-- begin Task input --

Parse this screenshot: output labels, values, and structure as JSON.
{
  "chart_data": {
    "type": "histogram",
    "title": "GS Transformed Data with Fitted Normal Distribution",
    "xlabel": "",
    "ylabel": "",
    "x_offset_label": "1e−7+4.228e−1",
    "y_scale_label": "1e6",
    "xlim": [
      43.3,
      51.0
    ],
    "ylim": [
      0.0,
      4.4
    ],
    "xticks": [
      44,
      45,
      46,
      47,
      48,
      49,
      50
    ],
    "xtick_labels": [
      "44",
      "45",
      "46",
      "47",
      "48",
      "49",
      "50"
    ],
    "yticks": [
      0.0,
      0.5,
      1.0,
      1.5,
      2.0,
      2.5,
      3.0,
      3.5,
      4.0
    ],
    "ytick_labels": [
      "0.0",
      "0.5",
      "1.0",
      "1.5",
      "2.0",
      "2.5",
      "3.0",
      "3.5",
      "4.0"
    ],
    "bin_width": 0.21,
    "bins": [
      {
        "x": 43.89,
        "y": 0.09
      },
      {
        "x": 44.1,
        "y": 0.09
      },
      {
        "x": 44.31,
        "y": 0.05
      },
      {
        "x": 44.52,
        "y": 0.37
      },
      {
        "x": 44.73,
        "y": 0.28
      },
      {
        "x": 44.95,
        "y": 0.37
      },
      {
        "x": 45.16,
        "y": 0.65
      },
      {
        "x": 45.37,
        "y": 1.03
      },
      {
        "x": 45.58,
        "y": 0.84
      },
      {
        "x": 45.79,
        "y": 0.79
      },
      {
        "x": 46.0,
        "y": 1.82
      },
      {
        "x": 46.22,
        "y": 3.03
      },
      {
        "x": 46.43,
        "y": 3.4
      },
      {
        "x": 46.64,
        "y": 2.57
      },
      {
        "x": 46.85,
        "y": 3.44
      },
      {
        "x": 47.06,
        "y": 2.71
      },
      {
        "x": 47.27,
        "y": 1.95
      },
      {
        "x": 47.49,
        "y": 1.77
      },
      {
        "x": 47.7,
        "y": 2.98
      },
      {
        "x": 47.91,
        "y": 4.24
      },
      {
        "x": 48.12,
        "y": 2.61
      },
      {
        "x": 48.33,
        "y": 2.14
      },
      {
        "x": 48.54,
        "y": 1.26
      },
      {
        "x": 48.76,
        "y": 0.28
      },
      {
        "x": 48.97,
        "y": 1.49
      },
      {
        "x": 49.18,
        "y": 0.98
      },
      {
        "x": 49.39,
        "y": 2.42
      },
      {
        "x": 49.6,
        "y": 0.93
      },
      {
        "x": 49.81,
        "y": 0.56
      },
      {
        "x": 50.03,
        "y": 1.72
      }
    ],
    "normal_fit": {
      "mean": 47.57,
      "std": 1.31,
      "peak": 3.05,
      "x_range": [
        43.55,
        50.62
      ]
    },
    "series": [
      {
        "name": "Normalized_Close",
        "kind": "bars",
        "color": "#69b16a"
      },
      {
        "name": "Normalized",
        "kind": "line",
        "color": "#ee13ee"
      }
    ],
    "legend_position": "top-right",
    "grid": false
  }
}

-- end Task input --

Exercise requirements. Reproduce each line from the records that contains the word "name".

Answer to the exercise.
        "name": "Normalized_Close",
        "name": "Normalized",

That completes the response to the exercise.